◆ **Instructions for the task**
All entries must be repeated exactly; do not include the pictures.

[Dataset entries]
┌──
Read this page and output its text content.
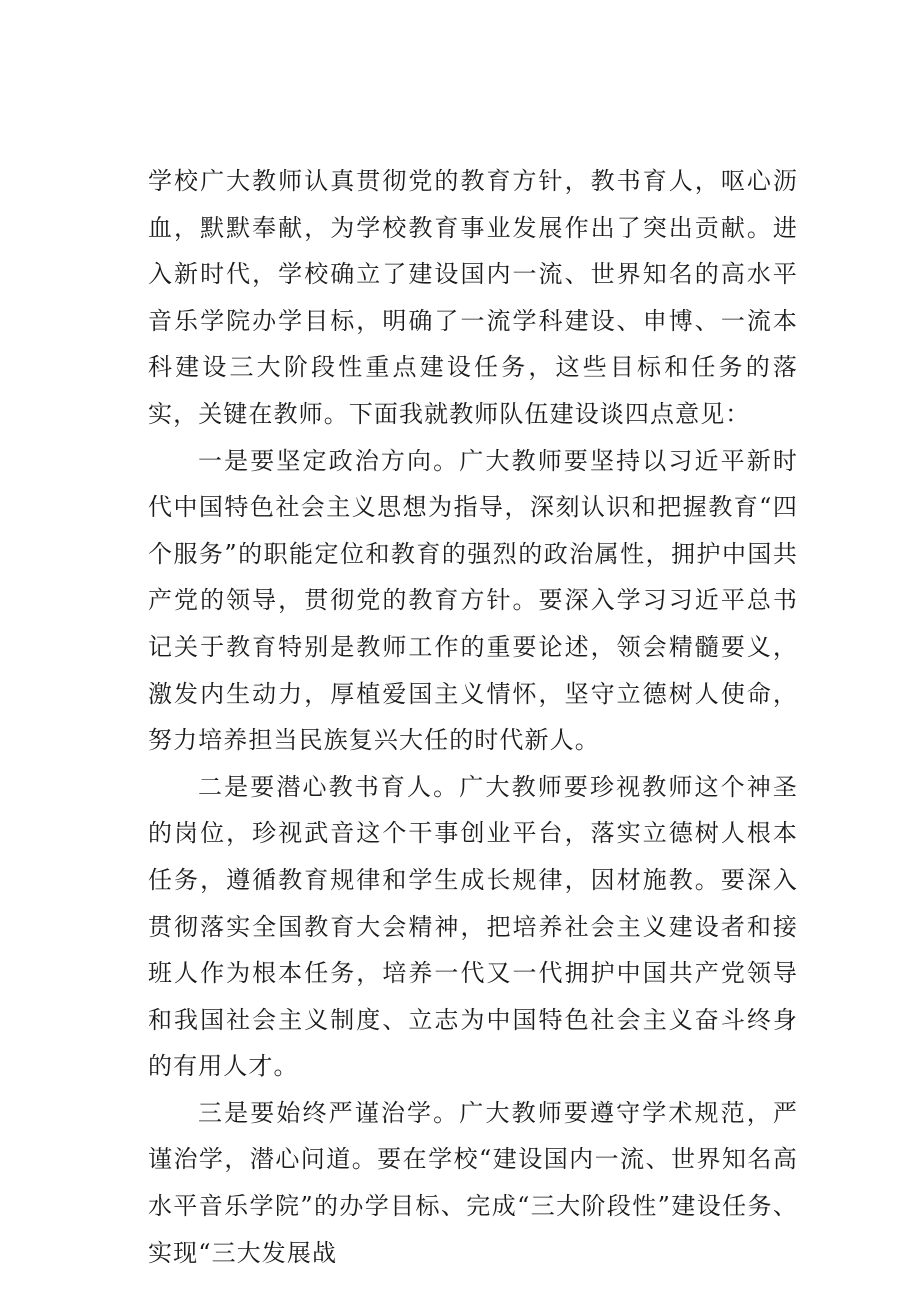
学校广大教师认真贯彻党的教育方针，教书育人，呕心沥血，默默奉献，为学校教育事业发展作出了突出贡献。进入新时代，学校确立了建设国内一流、世界知名的高水平音乐学院办学目标，明确了一流学科建设、申博、一流本科建设三大阶段性重点建设任务，这些目标和任务的落实，关键在教师。下面我就教师队伍建设谈四点意见：

一是要坚定政治方向。广大教师要坚持以习近平新时代中国特色社会主义思想为指导，深刻认识和把握教育“四个服务”的职能定位和教育的强烈的政治属性，拥护中国共产党的领导，贯彻党的教育方针。要深入学习习近平总书记关于教育特别是教师工作的重要论述，领会精髓要义，激发内生动力，厚植爱国主义情怀，坚守立德树人使命，努力培养担当民族复兴大任的时代新人。

二是要潜心教书育人。广大教师要珍视教师这个神圣的岗位，珍视武音这个干事创业平台，落实立德树人根本任务，遵循教育规律和学生成长规律，因材施教。要深入贯彻落实全国教育大会精神，把培养社会主义建设者和接班人作为根本任务，培养一代又一代拥护中国共产党领导和我国社会主义制度、立志为中国特色社会主义奋斗终身的有用人才。

三是要始终严谨治学。广大教师要遵守学术规范，严谨治学，潜心问道。要在学校“建设国内一流、世界知名高水平音乐学院”的办学目标、完成“三大阶段性”建设任务、实现“三大发展战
└──
◆ **Result**
Read this page and output its text content.
学校广大教师认真贯彻党的教育方针，教书育人，呕心沥血，默默奉献，为学校教育事业发展作出了突出贡献。进入新时代，学校确立了建设国内一流、世界知名的高水平音乐学院办学目标，明确了一流学科建设、申博、一流本科建设三大阶段性重点建设任务，这些目标和任务的落实，关键在教师。下面我就教师队伍建设谈四点意见：

一是要坚定政治方向。广大教师要坚持以习近平新时代中国特色社会主义思想为指导，深刻认识和把握教育“四个服务”的职能定位和教育的强烈的政治属性，拥护中国共产党的领导，贯彻党的教育方针。要深入学习习近平总书记关于教育特别是教师工作的重要论述，领会精髓要义，激发内生动力，厚植爱国主义情怀，坚守立德树人使命，努力培养担当民族复兴大任的时代新人。

二是要潜心教书育人。广大教师要珍视教师这个神圣的岗位，珍视武音这个干事创业平台，落实立德树人根本任务，遵循教育规律和学生成长规律，因材施教。要深入贯彻落实全国教育大会精神，把培养社会主义建设者和接班人作为根本任务，培养一代又一代拥护中国共产党领导和我国社会主义制度、立志为中国特色社会主义奋斗终身的有用人才。

三是要始终严谨治学。广大教师要遵守学术规范，严谨治学，潜心问道。要在学校“建设国内一流、世界知名高水平音乐学院”的办学目标、完成“三大阶段性”建设任务、实现“三大发展战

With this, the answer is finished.